Give the entries back exactly, dropping each image.

## Start

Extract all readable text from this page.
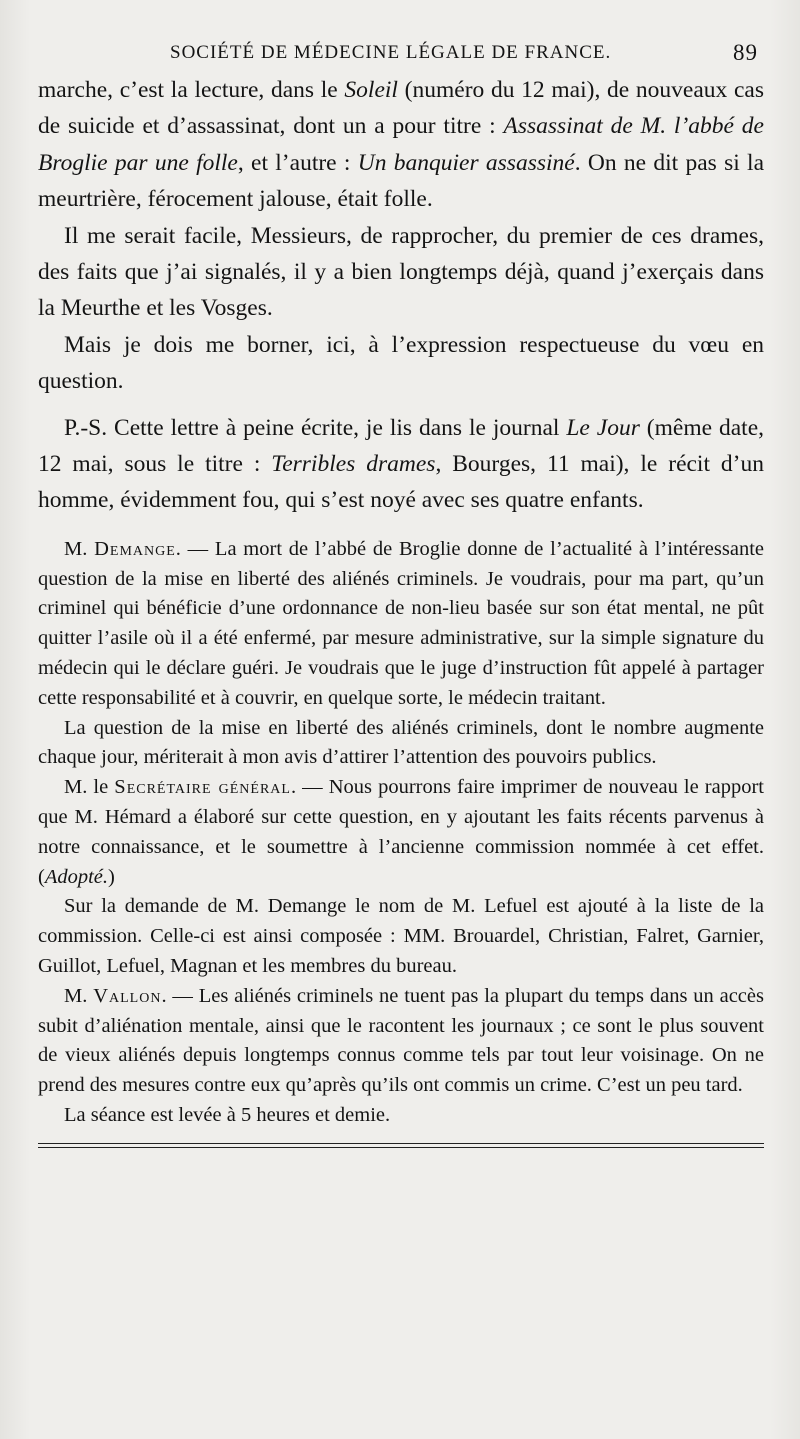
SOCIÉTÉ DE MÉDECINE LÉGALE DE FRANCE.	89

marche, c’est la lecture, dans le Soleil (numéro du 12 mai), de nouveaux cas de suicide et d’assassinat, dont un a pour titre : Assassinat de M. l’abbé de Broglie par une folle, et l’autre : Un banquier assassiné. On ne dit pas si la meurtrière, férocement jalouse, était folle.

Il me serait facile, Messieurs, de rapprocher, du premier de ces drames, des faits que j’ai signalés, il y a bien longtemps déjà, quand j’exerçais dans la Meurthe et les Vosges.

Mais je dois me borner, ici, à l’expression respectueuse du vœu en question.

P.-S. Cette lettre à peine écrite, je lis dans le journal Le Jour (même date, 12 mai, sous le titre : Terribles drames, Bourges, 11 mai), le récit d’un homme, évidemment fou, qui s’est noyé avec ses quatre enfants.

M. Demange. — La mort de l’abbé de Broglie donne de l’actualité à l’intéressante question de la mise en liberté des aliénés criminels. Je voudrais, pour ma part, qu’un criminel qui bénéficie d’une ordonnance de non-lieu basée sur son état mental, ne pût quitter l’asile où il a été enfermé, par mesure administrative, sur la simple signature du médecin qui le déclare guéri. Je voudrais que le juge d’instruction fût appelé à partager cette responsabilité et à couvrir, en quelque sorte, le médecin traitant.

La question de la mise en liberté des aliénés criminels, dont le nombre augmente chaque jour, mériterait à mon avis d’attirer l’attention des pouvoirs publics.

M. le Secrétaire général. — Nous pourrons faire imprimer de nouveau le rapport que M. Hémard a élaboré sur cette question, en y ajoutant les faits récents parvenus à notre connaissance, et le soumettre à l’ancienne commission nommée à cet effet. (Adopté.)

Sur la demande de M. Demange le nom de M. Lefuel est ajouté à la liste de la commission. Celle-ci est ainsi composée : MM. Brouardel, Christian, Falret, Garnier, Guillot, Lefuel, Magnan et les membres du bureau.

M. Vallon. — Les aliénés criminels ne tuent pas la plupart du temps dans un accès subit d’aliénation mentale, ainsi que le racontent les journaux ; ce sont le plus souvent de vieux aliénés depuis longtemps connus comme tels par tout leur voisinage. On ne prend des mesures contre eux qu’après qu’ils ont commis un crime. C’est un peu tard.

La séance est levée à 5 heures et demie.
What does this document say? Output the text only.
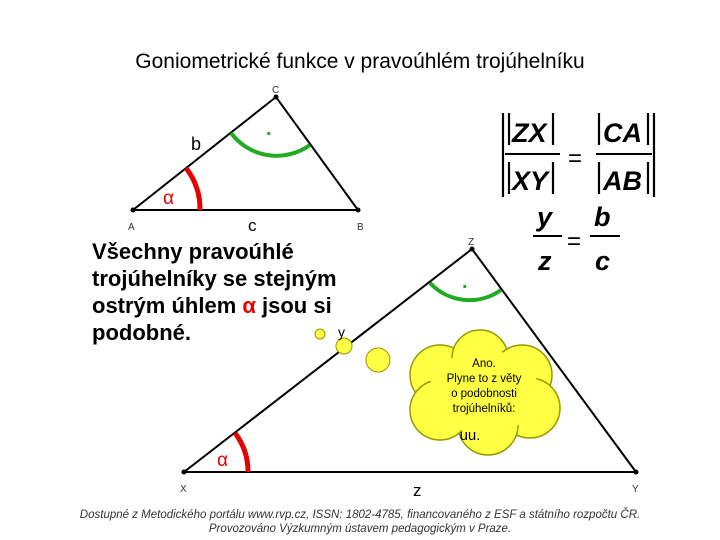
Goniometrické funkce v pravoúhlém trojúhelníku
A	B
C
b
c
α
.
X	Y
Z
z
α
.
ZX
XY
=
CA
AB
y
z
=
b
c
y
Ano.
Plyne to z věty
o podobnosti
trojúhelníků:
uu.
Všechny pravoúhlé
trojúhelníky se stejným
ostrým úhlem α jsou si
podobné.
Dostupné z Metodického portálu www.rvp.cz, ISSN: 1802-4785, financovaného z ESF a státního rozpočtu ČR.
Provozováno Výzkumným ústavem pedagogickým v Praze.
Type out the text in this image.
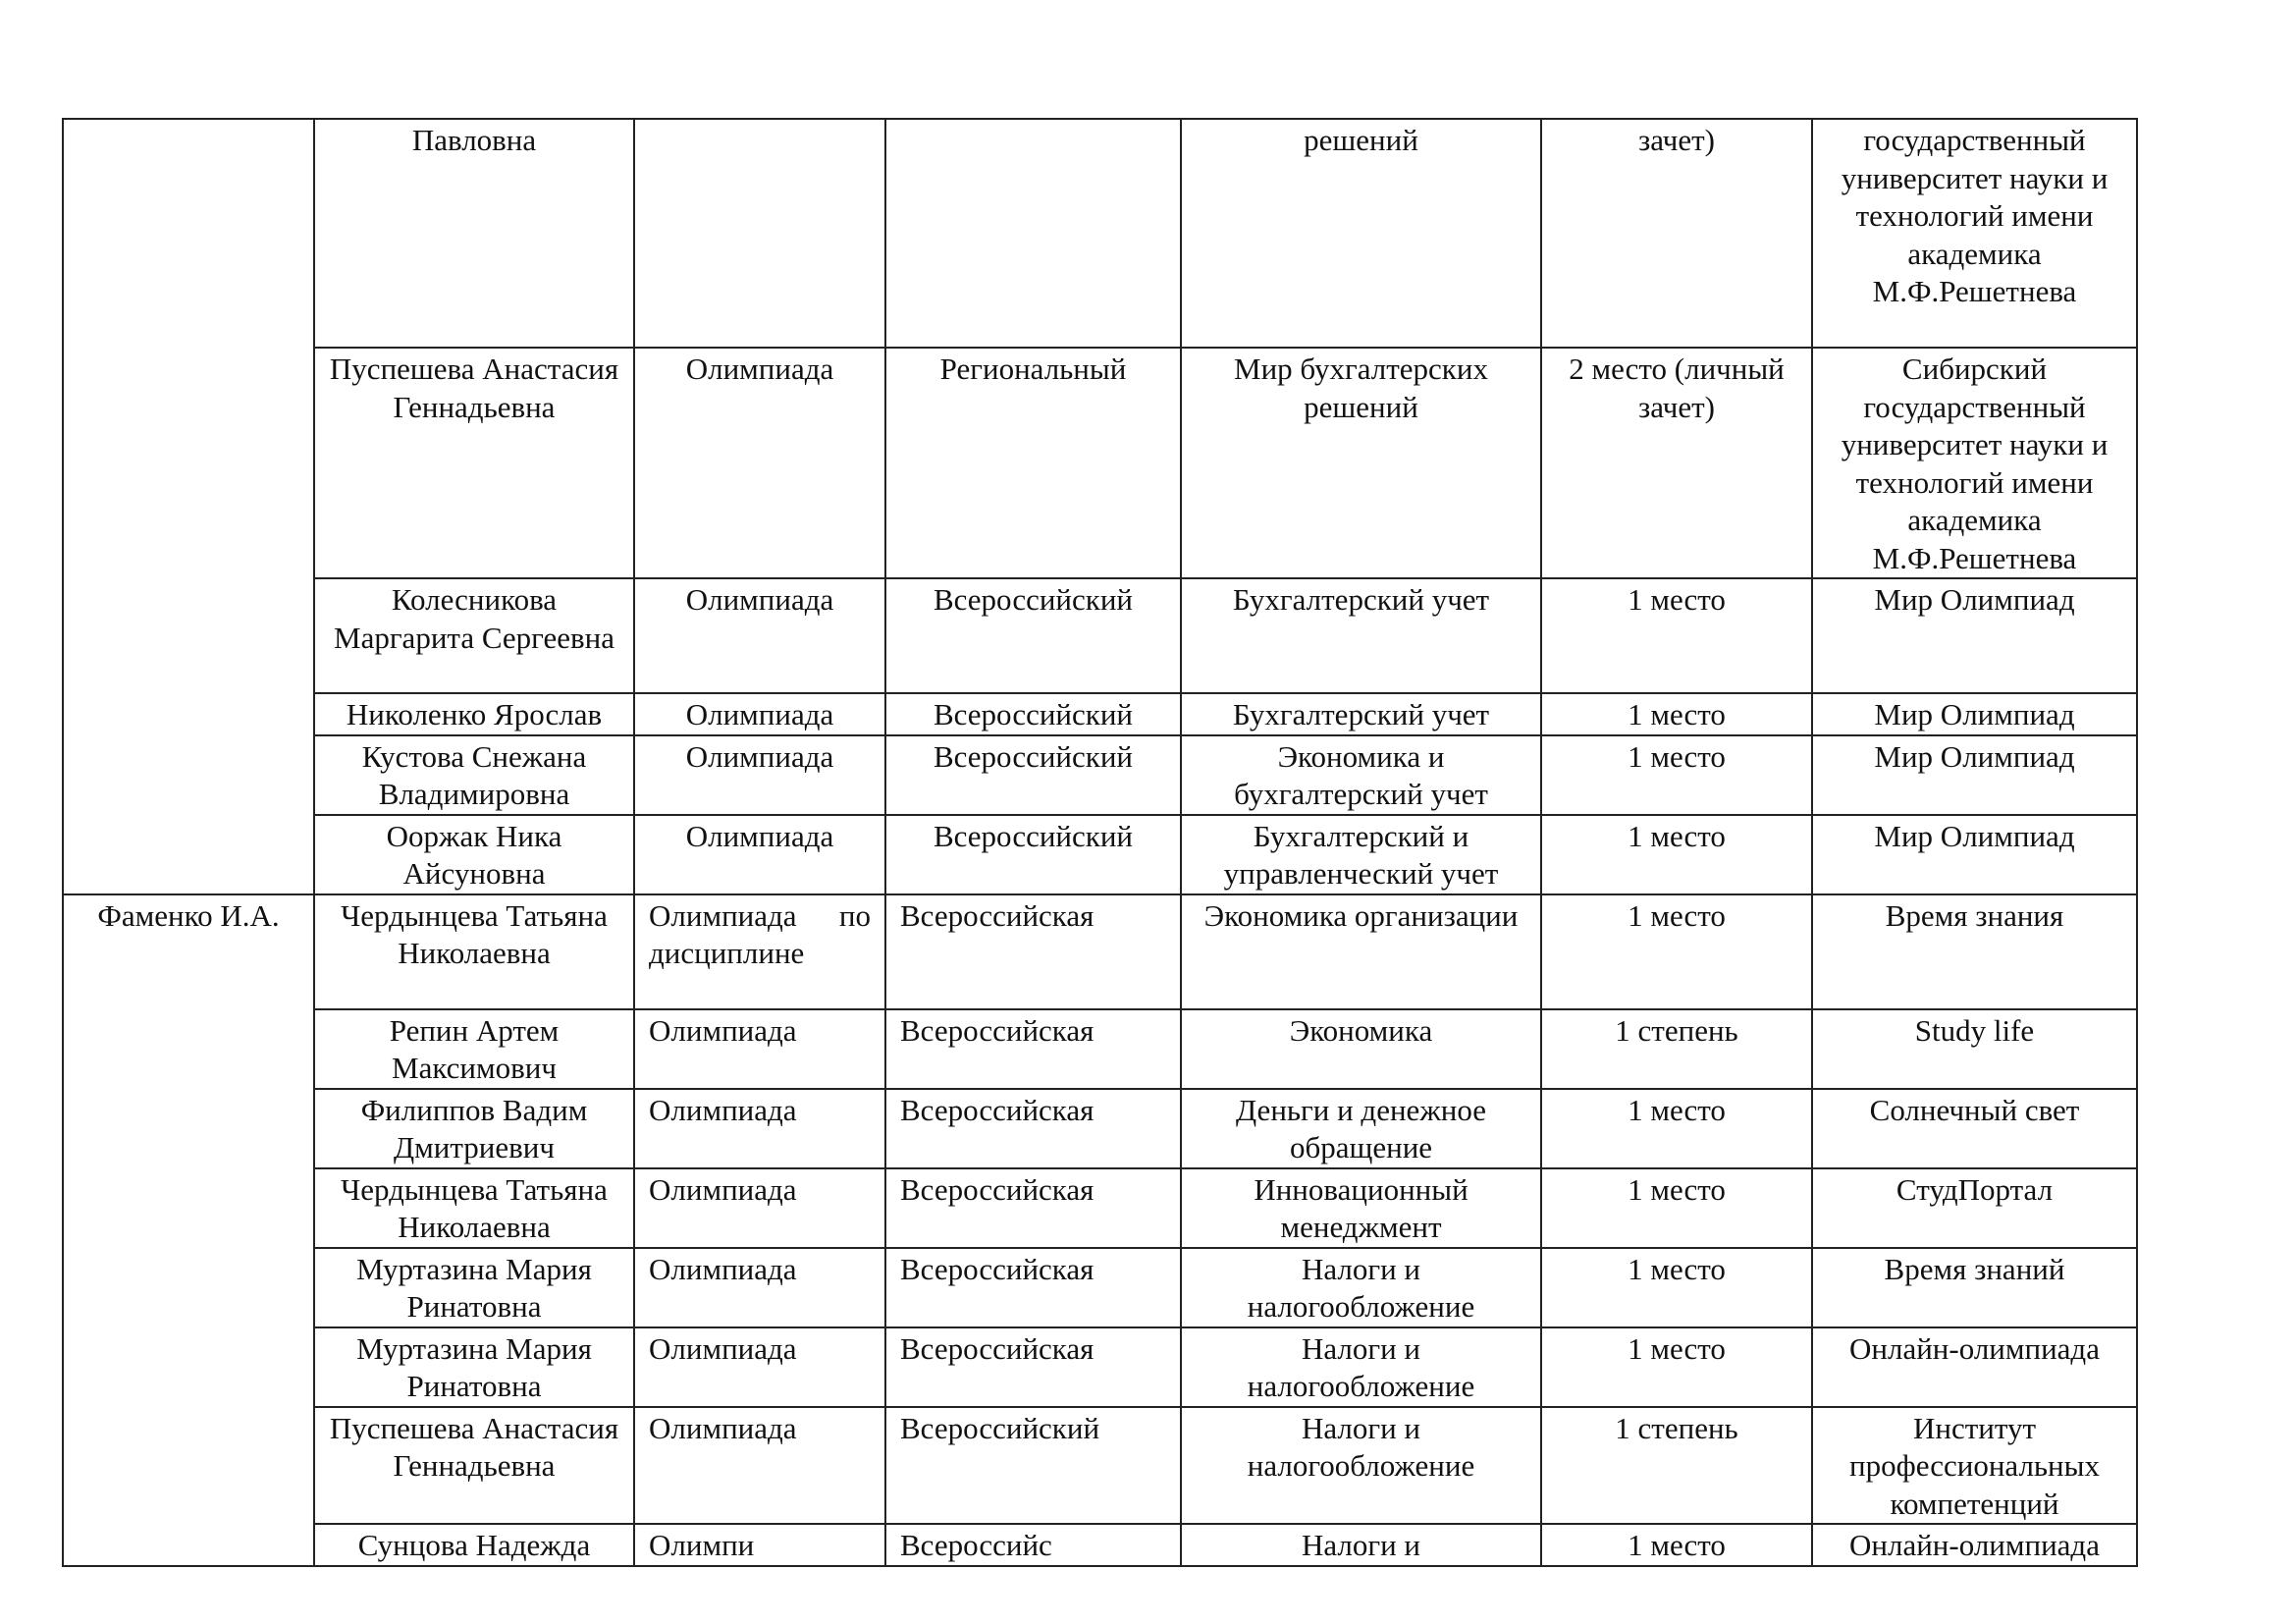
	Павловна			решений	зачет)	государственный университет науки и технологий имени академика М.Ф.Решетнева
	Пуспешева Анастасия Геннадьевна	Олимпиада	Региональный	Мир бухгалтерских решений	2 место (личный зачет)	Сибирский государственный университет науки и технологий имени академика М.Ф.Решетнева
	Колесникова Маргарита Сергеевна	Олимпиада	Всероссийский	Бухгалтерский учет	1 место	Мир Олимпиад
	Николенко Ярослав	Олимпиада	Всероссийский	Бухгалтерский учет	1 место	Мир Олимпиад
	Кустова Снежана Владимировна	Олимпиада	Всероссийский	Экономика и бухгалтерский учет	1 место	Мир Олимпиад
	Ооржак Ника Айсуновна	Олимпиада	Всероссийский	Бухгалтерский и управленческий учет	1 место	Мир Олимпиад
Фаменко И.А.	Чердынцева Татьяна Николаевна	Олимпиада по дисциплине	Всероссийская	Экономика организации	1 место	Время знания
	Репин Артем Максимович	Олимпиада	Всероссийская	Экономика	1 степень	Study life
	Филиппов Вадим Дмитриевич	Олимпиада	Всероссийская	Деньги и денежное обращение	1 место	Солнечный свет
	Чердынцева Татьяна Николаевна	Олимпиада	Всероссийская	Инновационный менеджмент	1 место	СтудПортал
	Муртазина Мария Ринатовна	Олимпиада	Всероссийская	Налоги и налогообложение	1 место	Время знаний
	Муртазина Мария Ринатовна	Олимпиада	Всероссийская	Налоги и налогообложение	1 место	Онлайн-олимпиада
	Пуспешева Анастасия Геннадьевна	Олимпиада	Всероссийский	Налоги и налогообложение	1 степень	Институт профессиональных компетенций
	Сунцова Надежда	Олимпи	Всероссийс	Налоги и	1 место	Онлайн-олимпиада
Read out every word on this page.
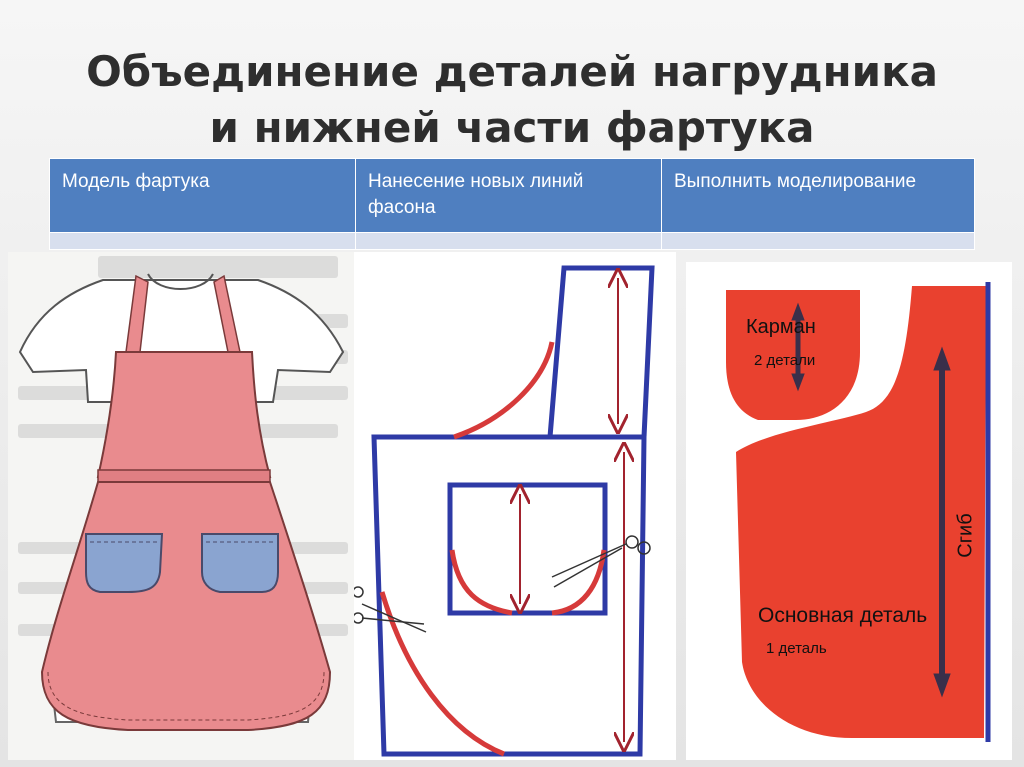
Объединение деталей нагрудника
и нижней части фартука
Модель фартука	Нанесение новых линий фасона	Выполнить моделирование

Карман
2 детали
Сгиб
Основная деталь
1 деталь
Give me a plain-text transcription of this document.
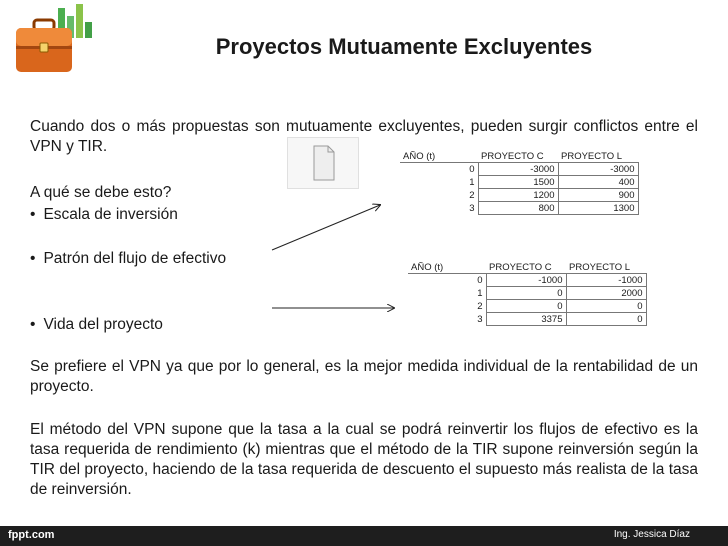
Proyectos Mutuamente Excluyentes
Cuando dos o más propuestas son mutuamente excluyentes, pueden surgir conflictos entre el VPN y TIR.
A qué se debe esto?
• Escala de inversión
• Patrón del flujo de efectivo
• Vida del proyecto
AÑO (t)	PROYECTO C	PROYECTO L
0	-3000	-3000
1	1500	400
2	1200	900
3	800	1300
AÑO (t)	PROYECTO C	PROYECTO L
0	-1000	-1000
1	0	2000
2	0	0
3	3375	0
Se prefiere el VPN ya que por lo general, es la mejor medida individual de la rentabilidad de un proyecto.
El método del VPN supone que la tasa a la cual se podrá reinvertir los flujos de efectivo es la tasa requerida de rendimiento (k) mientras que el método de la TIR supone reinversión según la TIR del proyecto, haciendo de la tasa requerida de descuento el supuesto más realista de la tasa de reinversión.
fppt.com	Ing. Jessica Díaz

## End

### ANSWER FOR THE TASK
Extract all readable text from this page.
SOCIÉTÉ DE MÉDECINE LÉGALE DE FRANCE.	89

marche, c’est la lecture, dans le Soleil (numéro du 12 mai), de nouveaux cas de suicide et d’assassinat, dont un a pour titre : Assassinat de M. l’abbé de Broglie par une folle, et l’autre : Un banquier assassiné. On ne dit pas si la meurtrière, férocement jalouse, était folle.

Il me serait facile, Messieurs, de rapprocher, du premier de ces drames, des faits que j’ai signalés, il y a bien longtemps déjà, quand j’exerçais dans la Meurthe et les Vosges.

Mais je dois me borner, ici, à l’expression respectueuse du vœu en question.

P.-S. Cette lettre à peine écrite, je lis dans le journal Le Jour (même date, 12 mai, sous le titre : Terribles drames, Bourges, 11 mai), le récit d’un homme, évidemment fou, qui s’est noyé avec ses quatre enfants.

M. Demange. — La mort de l’abbé de Broglie donne de l’actualité à l’intéressante question de la mise en liberté des aliénés criminels. Je voudrais, pour ma part, qu’un criminel qui bénéficie d’une ordonnance de non-lieu basée sur son état mental, ne pût quitter l’asile où il a été enfermé, par mesure administrative, sur la simple signature du médecin qui le déclare guéri. Je voudrais que le juge d’instruction fût appelé à partager cette responsabilité et à couvrir, en quelque sorte, le médecin traitant.

La question de la mise en liberté des aliénés criminels, dont le nombre augmente chaque jour, mériterait à mon avis d’attirer l’attention des pouvoirs publics.

M. le Secrétaire général. — Nous pourrons faire imprimer de nouveau le rapport que M. Hémard a élaboré sur cette question, en y ajoutant les faits récents parvenus à notre connaissance, et le soumettre à l’ancienne commission nommée à cet effet. (Adopté.)

Sur la demande de M. Demange le nom de M. Lefuel est ajouté à la liste de la commission. Celle-ci est ainsi composée : MM. Brouardel, Christian, Falret, Garnier, Guillot, Lefuel, Magnan et les membres du bureau.

M. Vallon. — Les aliénés criminels ne tuent pas la plupart du temps dans un accès subit d’aliénation mentale, ainsi que le racontent les journaux ; ce sont le plus souvent de vieux aliénés depuis longtemps connus comme tels par tout leur voisinage. On ne prend des mesures contre eux qu’après qu’ils ont commis un crime. C’est un peu tard.

La séance est levée à 5 heures et demie.
What does this document say? Output the text only.
Goniometrické funkce v pravoúhlém trojúhelníku
A	B
C
b
c
α
.
X	Y
Z
z
α
.
ZX
XY
=
CA
AB
y
z
=
b
c
y
Ano.
Plyne to z věty
o podobnosti
trojúhelníků:
uu.
Všechny pravoúhlé
trojúhelníky se stejným
ostrým úhlem α jsou si
podobné.
Dostupné z Metodického portálu www.rvp.cz, ISSN: 1802-4785, financovaného z ESF a státního rozpočtu ČR.
Provozováno Výzkumným ústavem pedagogickým v Praze.
Type out the text in this image.
	Павловна			решений	зачет)	государственный университет науки и технологий имени академика М.Ф.Решетнева
	Пуспешева Анастасия Геннадьевна	Олимпиада	Региональный	Мир бухгалтерских решений	2 место (личный зачет)	Сибирский государственный университет науки и технологий имени академика М.Ф.Решетнева
	Колесникова Маргарита Сергеевна	Олимпиада	Всероссийский	Бухгалтерский учет	1 место	Мир Олимпиад
	Николенко Ярослав	Олимпиада	Всероссийский	Бухгалтерский учет	1 место	Мир Олимпиад
	Кустова Снежана Владимировна	Олимпиада	Всероссийский	Экономика и бухгалтерский учет	1 место	Мир Олимпиад
	Ооржак Ника Айсуновна	Олимпиада	Всероссийский	Бухгалтерский и управленческий учет	1 место	Мир Олимпиад
Фаменко И.А.	Чердынцева Татьяна Николаевна	Олимпиада по дисциплине	Всероссийская	Экономика организации	1 место	Время знания
	Репин Артем Максимович	Олимпиада	Всероссийская	Экономика	1 степень	Study life
	Филиппов Вадим Дмитриевич	Олимпиада	Всероссийская	Деньги и денежное обращение	1 место	Солнечный свет
	Чердынцева Татьяна Николаевна	Олимпиада	Всероссийская	Инновационный менеджмент	1 место	СтудПортал
	Муртазина Мария Ринатовна	Олимпиада	Всероссийская	Налоги и налогообложение	1 место	Время знаний
	Муртазина Мария Ринатовна	Олимпиада	Всероссийская	Налоги и налогообложение	1 место	Онлайн-олимпиада
	Пуспешева Анастасия Геннадьевна	Олимпиада	Всероссийский	Налоги и налогообложение	1 степень	Институт профессиональных компетенций
	Сунцова Надежда	Олимпи	Всероссийс	Налоги и	1 место	Онлайн-олимпиада
Read out every word on this page.
Объединение деталей нагрудника
и нижней части фартука
Модель фартука	Нанесение новых линий фасона	Выполнить моделирование

Карман
2 детали
Сгиб
Основная деталь
1 деталь
Give me a plain-text transcription of this document.
Proyectos Mutuamente Excluyentes
Cuando dos o más propuestas son mutuamente excluyentes, pueden surgir conflictos entre el VPN y TIR.
A qué se debe esto?
• Escala de inversión
• Patrón del flujo de efectivo
• Vida del proyecto
AÑO (t)	PROYECTO C	PROYECTO L
0	-3000	-3000
1	1500	400
2	1200	900
3	800	1300
AÑO (t)	PROYECTO C	PROYECTO L
0	-1000	-1000
1	0	2000
2	0	0
3	3375	0
Se prefiere el VPN ya que por lo general, es la mejor medida individual de la rentabilidad de un proyecto.
El método del VPN supone que la tasa a la cual se podrá reinvertir los flujos de efectivo es la tasa requerida de rendimiento (k) mientras que el método de la TIR supone reinversión según la TIR del proyecto, haciendo de la tasa requerida de descuento el supuesto más realista de la tasa de reinversión.
fppt.com	Ing. Jessica Díaz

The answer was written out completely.